GIVEN INSTRUCTION -
Count the lines in the records below that contain the string "Annoying", and give only that number.

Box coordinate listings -
-------------------------
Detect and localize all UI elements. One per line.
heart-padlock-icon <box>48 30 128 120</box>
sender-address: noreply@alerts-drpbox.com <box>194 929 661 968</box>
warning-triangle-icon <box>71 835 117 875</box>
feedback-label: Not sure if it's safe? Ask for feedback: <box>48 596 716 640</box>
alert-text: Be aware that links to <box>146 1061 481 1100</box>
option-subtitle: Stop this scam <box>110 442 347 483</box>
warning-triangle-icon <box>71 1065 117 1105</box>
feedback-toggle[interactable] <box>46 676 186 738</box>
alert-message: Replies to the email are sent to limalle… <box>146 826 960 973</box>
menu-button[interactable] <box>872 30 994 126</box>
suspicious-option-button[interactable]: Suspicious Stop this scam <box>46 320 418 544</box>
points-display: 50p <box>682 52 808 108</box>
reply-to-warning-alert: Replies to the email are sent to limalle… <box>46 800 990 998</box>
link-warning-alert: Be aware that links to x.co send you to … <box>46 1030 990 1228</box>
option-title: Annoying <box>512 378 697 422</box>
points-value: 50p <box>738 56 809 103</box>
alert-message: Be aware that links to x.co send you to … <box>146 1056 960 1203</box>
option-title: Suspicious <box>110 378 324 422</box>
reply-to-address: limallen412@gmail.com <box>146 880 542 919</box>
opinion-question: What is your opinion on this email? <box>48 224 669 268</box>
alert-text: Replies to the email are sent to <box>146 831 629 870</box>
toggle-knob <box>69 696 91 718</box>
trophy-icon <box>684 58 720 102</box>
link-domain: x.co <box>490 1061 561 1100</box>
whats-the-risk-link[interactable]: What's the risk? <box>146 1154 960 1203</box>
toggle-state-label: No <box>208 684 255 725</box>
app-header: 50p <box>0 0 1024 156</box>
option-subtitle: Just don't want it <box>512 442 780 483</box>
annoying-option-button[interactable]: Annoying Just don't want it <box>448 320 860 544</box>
-------------------------
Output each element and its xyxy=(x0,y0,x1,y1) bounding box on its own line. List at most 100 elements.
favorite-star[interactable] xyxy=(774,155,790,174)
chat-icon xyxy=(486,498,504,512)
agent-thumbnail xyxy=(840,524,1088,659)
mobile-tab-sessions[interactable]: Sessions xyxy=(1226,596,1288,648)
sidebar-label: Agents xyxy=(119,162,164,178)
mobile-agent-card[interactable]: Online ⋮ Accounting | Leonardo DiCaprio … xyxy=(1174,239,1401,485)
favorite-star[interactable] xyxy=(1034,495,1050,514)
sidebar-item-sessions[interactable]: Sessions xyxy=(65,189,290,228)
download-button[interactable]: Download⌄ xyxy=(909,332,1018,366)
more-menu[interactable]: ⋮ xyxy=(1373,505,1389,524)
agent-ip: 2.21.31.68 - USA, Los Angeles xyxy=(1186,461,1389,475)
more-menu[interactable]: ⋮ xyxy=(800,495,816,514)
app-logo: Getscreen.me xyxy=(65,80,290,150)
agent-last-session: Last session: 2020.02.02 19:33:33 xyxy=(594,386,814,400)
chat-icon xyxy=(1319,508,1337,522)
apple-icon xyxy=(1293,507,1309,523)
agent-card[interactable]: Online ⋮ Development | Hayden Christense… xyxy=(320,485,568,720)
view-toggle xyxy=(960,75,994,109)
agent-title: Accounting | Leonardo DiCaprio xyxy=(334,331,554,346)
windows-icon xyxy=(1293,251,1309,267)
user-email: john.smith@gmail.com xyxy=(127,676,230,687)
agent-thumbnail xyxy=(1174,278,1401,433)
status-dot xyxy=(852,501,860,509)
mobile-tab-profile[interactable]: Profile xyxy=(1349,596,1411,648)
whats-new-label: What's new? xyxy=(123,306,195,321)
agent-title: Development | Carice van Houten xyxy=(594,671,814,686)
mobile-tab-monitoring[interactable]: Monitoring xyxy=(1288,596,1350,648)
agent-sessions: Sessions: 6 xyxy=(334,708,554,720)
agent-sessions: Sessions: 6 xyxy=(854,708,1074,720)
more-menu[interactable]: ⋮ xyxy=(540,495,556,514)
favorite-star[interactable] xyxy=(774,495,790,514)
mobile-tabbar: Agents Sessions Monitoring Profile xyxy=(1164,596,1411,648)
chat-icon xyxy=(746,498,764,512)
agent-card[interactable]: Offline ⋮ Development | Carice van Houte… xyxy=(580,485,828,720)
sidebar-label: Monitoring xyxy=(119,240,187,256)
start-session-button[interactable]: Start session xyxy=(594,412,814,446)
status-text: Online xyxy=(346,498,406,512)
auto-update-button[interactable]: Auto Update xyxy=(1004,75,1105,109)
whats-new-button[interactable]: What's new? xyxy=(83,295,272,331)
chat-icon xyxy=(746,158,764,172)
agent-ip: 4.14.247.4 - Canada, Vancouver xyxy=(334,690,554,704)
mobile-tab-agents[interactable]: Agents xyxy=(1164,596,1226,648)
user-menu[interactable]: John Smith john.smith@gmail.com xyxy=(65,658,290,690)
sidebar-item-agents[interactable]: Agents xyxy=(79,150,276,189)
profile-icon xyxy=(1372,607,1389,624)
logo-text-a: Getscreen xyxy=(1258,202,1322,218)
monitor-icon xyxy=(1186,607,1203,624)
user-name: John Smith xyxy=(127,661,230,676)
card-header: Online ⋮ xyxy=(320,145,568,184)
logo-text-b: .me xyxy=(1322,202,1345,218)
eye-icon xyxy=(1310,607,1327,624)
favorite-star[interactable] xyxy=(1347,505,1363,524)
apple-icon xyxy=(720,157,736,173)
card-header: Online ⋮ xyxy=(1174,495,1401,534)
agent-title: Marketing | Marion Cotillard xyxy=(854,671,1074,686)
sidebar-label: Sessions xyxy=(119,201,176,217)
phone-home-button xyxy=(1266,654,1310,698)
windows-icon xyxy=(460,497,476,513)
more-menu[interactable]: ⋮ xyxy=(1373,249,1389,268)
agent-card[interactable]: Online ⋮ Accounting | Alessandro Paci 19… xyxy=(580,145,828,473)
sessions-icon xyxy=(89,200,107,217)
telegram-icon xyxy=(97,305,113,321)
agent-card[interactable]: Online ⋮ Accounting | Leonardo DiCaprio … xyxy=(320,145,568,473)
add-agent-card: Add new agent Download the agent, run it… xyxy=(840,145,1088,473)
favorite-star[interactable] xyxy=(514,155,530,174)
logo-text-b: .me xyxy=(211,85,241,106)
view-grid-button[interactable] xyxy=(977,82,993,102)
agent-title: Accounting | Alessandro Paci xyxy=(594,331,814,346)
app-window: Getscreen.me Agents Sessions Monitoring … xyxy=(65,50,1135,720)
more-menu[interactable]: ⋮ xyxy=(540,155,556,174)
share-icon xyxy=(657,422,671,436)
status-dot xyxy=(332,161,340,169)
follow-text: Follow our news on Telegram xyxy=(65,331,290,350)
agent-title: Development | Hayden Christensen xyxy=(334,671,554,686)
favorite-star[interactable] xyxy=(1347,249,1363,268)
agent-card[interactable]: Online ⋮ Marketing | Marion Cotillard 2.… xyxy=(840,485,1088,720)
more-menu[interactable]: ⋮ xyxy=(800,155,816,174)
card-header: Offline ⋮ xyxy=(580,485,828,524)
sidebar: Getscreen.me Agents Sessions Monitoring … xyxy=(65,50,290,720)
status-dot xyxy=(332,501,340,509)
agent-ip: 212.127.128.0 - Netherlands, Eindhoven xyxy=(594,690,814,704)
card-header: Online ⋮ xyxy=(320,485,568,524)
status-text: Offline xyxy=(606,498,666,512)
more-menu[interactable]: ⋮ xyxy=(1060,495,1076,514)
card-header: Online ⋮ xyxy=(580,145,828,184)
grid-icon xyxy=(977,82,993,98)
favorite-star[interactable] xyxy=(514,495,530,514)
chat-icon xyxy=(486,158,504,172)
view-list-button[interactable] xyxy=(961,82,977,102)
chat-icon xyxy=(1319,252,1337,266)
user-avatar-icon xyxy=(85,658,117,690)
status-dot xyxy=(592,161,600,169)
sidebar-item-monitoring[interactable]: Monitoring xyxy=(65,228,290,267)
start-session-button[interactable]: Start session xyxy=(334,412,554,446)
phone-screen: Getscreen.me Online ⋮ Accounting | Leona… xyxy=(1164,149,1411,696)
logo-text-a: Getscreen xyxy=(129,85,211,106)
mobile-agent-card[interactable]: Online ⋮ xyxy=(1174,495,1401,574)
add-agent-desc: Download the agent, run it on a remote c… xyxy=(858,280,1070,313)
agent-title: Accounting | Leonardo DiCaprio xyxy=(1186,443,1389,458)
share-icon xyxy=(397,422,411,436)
-------------------------
THE RESPONSE -
2